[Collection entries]
[Start of section]
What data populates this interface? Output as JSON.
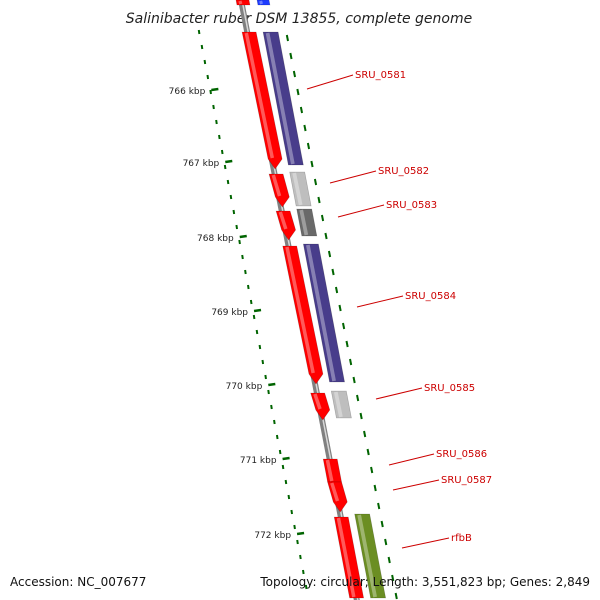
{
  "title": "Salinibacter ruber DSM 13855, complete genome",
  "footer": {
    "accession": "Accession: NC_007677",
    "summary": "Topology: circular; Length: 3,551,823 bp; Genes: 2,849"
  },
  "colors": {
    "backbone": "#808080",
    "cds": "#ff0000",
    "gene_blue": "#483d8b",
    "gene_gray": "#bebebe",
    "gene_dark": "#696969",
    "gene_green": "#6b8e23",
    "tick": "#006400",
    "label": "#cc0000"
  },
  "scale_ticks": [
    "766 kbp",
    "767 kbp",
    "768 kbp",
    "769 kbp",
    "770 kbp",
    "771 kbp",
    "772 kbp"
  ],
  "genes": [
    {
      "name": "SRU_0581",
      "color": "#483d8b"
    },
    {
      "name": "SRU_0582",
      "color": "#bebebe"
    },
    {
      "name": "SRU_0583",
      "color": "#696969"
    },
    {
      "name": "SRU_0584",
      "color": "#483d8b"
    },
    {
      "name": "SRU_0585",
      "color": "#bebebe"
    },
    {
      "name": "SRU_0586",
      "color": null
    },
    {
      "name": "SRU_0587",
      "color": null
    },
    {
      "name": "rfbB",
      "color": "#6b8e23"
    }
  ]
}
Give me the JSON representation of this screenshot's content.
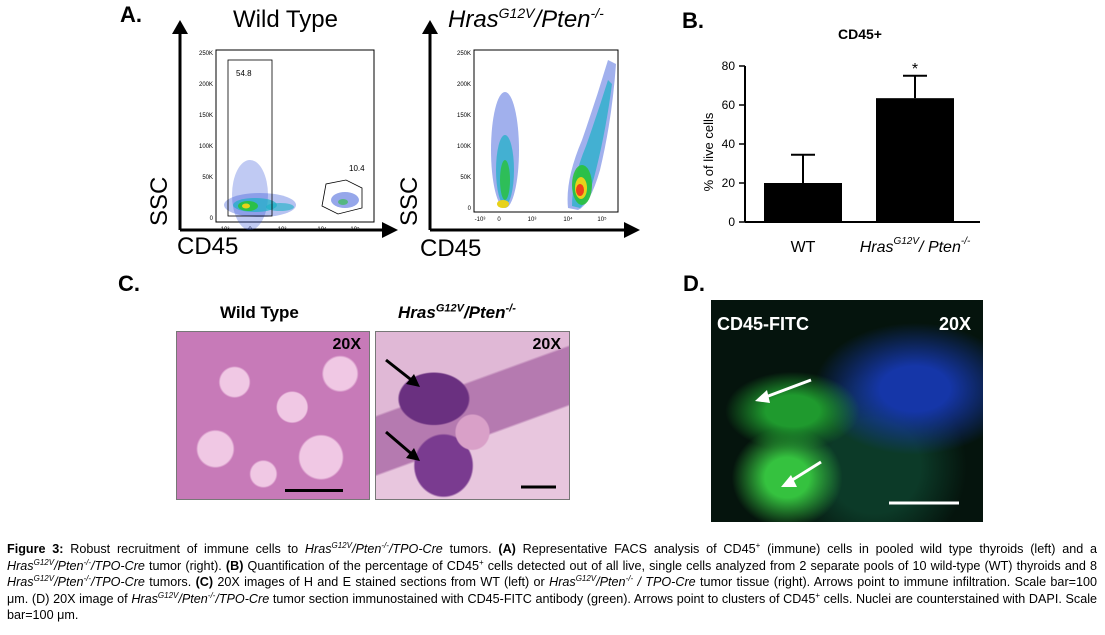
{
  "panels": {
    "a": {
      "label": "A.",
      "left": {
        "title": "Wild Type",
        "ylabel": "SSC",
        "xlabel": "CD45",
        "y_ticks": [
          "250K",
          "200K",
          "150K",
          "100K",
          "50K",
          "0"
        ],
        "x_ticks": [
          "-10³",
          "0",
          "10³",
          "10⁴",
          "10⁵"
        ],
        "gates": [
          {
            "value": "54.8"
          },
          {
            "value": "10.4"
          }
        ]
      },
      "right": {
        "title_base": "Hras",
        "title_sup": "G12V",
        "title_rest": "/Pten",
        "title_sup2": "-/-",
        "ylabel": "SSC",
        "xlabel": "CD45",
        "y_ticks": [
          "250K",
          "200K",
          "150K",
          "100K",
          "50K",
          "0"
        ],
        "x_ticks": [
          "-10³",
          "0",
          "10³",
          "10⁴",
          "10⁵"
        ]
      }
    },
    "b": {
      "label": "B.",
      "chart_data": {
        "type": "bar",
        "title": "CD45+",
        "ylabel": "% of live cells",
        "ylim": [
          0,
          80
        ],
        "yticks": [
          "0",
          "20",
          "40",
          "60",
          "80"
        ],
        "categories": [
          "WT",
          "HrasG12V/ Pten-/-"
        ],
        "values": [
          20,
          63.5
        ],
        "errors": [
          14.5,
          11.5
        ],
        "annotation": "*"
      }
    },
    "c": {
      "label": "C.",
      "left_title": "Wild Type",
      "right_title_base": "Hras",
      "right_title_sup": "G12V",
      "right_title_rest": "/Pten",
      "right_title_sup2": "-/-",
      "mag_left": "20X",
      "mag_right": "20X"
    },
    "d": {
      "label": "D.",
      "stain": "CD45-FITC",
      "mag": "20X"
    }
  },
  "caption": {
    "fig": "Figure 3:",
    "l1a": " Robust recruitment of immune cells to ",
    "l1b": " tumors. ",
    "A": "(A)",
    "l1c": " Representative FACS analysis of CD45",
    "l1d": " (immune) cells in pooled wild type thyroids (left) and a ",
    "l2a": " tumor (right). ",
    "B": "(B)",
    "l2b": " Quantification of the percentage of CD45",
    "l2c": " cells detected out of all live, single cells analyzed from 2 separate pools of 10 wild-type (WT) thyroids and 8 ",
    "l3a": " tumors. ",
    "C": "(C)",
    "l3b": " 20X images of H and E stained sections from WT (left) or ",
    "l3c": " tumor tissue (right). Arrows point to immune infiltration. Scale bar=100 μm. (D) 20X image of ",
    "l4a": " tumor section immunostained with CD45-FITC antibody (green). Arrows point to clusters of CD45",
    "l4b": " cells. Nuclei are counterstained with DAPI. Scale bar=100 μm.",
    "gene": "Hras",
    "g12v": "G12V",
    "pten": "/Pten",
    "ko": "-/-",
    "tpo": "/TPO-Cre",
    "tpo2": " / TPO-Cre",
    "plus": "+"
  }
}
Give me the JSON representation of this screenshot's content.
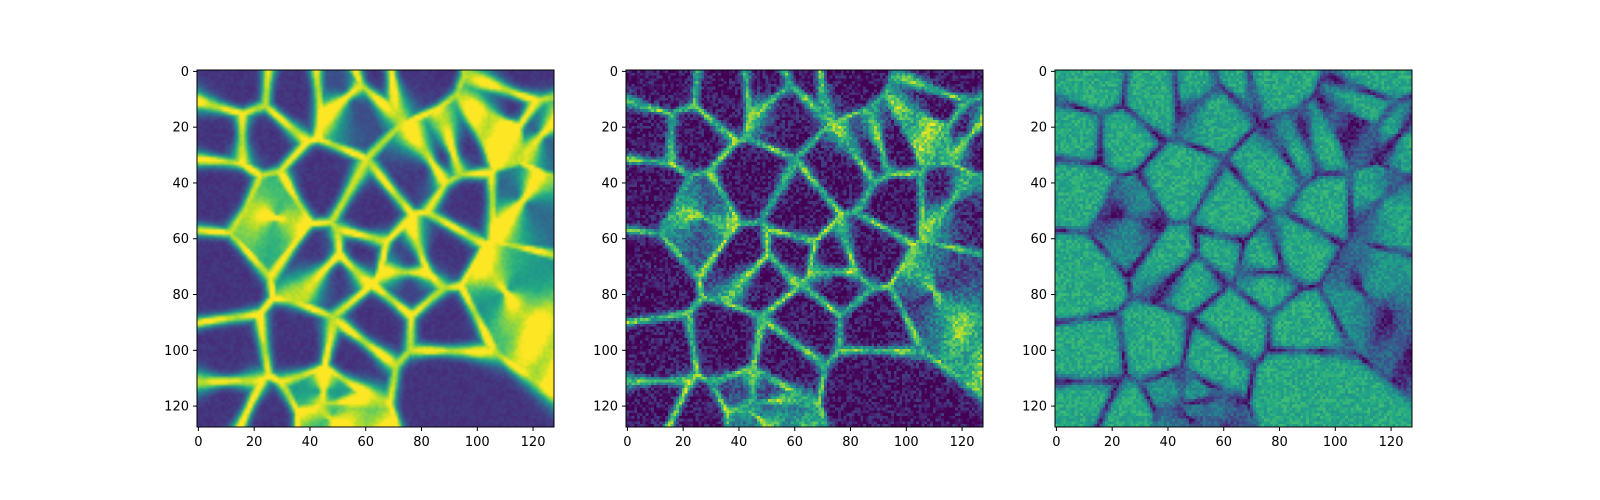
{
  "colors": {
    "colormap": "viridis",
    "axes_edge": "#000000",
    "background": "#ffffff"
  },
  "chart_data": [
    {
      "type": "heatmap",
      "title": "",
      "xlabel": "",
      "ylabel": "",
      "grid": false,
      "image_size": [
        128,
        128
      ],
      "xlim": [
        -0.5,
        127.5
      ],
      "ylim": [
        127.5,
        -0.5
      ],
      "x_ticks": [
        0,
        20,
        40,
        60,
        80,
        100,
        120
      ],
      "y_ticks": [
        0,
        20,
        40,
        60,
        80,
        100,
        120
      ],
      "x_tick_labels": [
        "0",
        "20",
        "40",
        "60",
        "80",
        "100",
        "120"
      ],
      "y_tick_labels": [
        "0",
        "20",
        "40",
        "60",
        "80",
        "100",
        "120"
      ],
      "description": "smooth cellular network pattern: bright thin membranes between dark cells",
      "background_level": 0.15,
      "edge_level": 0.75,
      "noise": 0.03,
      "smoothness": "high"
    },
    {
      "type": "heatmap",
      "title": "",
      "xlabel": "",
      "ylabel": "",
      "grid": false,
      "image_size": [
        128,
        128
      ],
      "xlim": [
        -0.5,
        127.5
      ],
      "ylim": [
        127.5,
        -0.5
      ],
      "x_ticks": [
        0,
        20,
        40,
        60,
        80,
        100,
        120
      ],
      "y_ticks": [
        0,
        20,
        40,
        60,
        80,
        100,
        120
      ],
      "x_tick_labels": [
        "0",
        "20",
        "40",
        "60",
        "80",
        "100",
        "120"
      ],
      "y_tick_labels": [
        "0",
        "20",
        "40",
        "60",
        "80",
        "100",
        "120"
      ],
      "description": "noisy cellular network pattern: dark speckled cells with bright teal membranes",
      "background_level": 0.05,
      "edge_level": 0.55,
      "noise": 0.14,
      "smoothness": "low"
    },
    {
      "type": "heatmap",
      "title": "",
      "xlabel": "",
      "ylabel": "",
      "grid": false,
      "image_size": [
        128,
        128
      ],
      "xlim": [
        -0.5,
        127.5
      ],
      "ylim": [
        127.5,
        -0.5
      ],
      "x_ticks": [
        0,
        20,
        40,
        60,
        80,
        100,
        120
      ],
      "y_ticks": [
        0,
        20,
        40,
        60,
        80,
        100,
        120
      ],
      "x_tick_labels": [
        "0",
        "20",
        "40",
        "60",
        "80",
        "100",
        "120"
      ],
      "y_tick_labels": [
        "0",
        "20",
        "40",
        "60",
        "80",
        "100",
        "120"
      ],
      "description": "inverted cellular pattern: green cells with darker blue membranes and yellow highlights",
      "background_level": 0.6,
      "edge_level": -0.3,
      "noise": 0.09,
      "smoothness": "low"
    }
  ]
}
[End of section]
What is being asked: Restate the data above word for word, omitting every picture.

Response:
What data populates this interface? Output as JSON.
{
  "title": "Salinibacter ruber DSM 13855, complete genome",
  "footer": {
    "accession": "Accession: NC_007677",
    "summary": "Topology: circular; Length: 3,551,823 bp; Genes: 2,849"
  },
  "colors": {
    "backbone": "#808080",
    "cds": "#ff0000",
    "gene_blue": "#483d8b",
    "gene_gray": "#bebebe",
    "gene_dark": "#696969",
    "gene_green": "#6b8e23",
    "tick": "#006400",
    "label": "#cc0000"
  },
  "scale_ticks": [
    "766 kbp",
    "767 kbp",
    "768 kbp",
    "769 kbp",
    "770 kbp",
    "771 kbp",
    "772 kbp"
  ],
  "genes": [
    {
      "name": "SRU_0581",
      "color": "#483d8b"
    },
    {
      "name": "SRU_0582",
      "color": "#bebebe"
    },
    {
      "name": "SRU_0583",
      "color": "#696969"
    },
    {
      "name": "SRU_0584",
      "color": "#483d8b"
    },
    {
      "name": "SRU_0585",
      "color": "#bebebe"
    },
    {
      "name": "SRU_0586",
      "color": null
    },
    {
      "name": "SRU_0587",
      "color": null
    },
    {
      "name": "rfbB",
      "color": "#6b8e23"
    }
  ]
}
Give me the JSON representation of this screenshot's content.
{
  "panels": {
    "a": {
      "label": "A.",
      "left": {
        "title": "Wild Type",
        "ylabel": "SSC",
        "xlabel": "CD45",
        "y_ticks": [
          "250K",
          "200K",
          "150K",
          "100K",
          "50K",
          "0"
        ],
        "x_ticks": [
          "-10³",
          "0",
          "10³",
          "10⁴",
          "10⁵"
        ],
        "gates": [
          {
            "value": "54.8"
          },
          {
            "value": "10.4"
          }
        ]
      },
      "right": {
        "title_base": "Hras",
        "title_sup": "G12V",
        "title_rest": "/Pten",
        "title_sup2": "-/-",
        "ylabel": "SSC",
        "xlabel": "CD45",
        "y_ticks": [
          "250K",
          "200K",
          "150K",
          "100K",
          "50K",
          "0"
        ],
        "x_ticks": [
          "-10³",
          "0",
          "10³",
          "10⁴",
          "10⁵"
        ]
      }
    },
    "b": {
      "label": "B.",
      "chart_data": {
        "type": "bar",
        "title": "CD45+",
        "ylabel": "% of live cells",
        "ylim": [
          0,
          80
        ],
        "yticks": [
          "0",
          "20",
          "40",
          "60",
          "80"
        ],
        "categories": [
          "WT",
          "HrasG12V/ Pten-/-"
        ],
        "values": [
          20,
          63.5
        ],
        "errors": [
          14.5,
          11.5
        ],
        "annotation": "*"
      }
    },
    "c": {
      "label": "C.",
      "left_title": "Wild Type",
      "right_title_base": "Hras",
      "right_title_sup": "G12V",
      "right_title_rest": "/Pten",
      "right_title_sup2": "-/-",
      "mag_left": "20X",
      "mag_right": "20X"
    },
    "d": {
      "label": "D.",
      "stain": "CD45-FITC",
      "mag": "20X"
    }
  },
  "caption": {
    "fig": "Figure 3:",
    "l1a": " Robust recruitment of immune cells to ",
    "l1b": " tumors. ",
    "A": "(A)",
    "l1c": " Representative FACS analysis of CD45",
    "l1d": " (immune) cells in pooled wild type thyroids (left) and a ",
    "l2a": " tumor (right). ",
    "B": "(B)",
    "l2b": " Quantification of the percentage of CD45",
    "l2c": " cells detected out of all live, single cells analyzed from 2 separate pools of 10 wild-type (WT) thyroids and 8 ",
    "l3a": " tumors. ",
    "C": "(C)",
    "l3b": " 20X images of H and E stained sections from WT (left) or ",
    "l3c": " tumor tissue (right). Arrows point to immune infiltration. Scale bar=100 μm. (D) 20X image of ",
    "l4a": " tumor section immunostained with CD45-FITC antibody (green). Arrows point to clusters of CD45",
    "l4b": " cells. Nuclei are counterstained with DAPI. Scale bar=100 μm.",
    "gene": "Hras",
    "g12v": "G12V",
    "pten": "/Pten",
    "ko": "-/-",
    "tpo": "/TPO-Cre",
    "tpo2": " / TPO-Cre",
    "plus": "+"
  }
}
Give me the JSON representation of this screenshot's content.
{
  "colors": {
    "colormap": "viridis",
    "axes_edge": "#000000",
    "background": "#ffffff"
  },
  "chart_data": [
    {
      "type": "heatmap",
      "title": "",
      "xlabel": "",
      "ylabel": "",
      "grid": false,
      "image_size": [
        128,
        128
      ],
      "xlim": [
        -0.5,
        127.5
      ],
      "ylim": [
        127.5,
        -0.5
      ],
      "x_ticks": [
        0,
        20,
        40,
        60,
        80,
        100,
        120
      ],
      "y_ticks": [
        0,
        20,
        40,
        60,
        80,
        100,
        120
      ],
      "x_tick_labels": [
        "0",
        "20",
        "40",
        "60",
        "80",
        "100",
        "120"
      ],
      "y_tick_labels": [
        "0",
        "20",
        "40",
        "60",
        "80",
        "100",
        "120"
      ],
      "description": "smooth cellular network pattern: bright thin membranes between dark cells",
      "background_level": 0.15,
      "edge_level": 0.75,
      "noise": 0.03,
      "smoothness": "high"
    },
    {
      "type": "heatmap",
      "title": "",
      "xlabel": "",
      "ylabel": "",
      "grid": false,
      "image_size": [
        128,
        128
      ],
      "xlim": [
        -0.5,
        127.5
      ],
      "ylim": [
        127.5,
        -0.5
      ],
      "x_ticks": [
        0,
        20,
        40,
        60,
        80,
        100,
        120
      ],
      "y_ticks": [
        0,
        20,
        40,
        60,
        80,
        100,
        120
      ],
      "x_tick_labels": [
        "0",
        "20",
        "40",
        "60",
        "80",
        "100",
        "120"
      ],
      "y_tick_labels": [
        "0",
        "20",
        "40",
        "60",
        "80",
        "100",
        "120"
      ],
      "description": "noisy cellular network pattern: dark speckled cells with bright teal membranes",
      "background_level": 0.05,
      "edge_level": 0.55,
      "noise": 0.14,
      "smoothness": "low"
    },
    {
      "type": "heatmap",
      "title": "",
      "xlabel": "",
      "ylabel": "",
      "grid": false,
      "image_size": [
        128,
        128
      ],
      "xlim": [
        -0.5,
        127.5
      ],
      "ylim": [
        127.5,
        -0.5
      ],
      "x_ticks": [
        0,
        20,
        40,
        60,
        80,
        100,
        120
      ],
      "y_ticks": [
        0,
        20,
        40,
        60,
        80,
        100,
        120
      ],
      "x_tick_labels": [
        "0",
        "20",
        "40",
        "60",
        "80",
        "100",
        "120"
      ],
      "y_tick_labels": [
        "0",
        "20",
        "40",
        "60",
        "80",
        "100",
        "120"
      ],
      "description": "inverted cellular pattern: green cells with darker blue membranes and yellow highlights",
      "background_level": 0.6,
      "edge_level": -0.3,
      "noise": 0.09,
      "smoothness": "low"
    }
  ]
}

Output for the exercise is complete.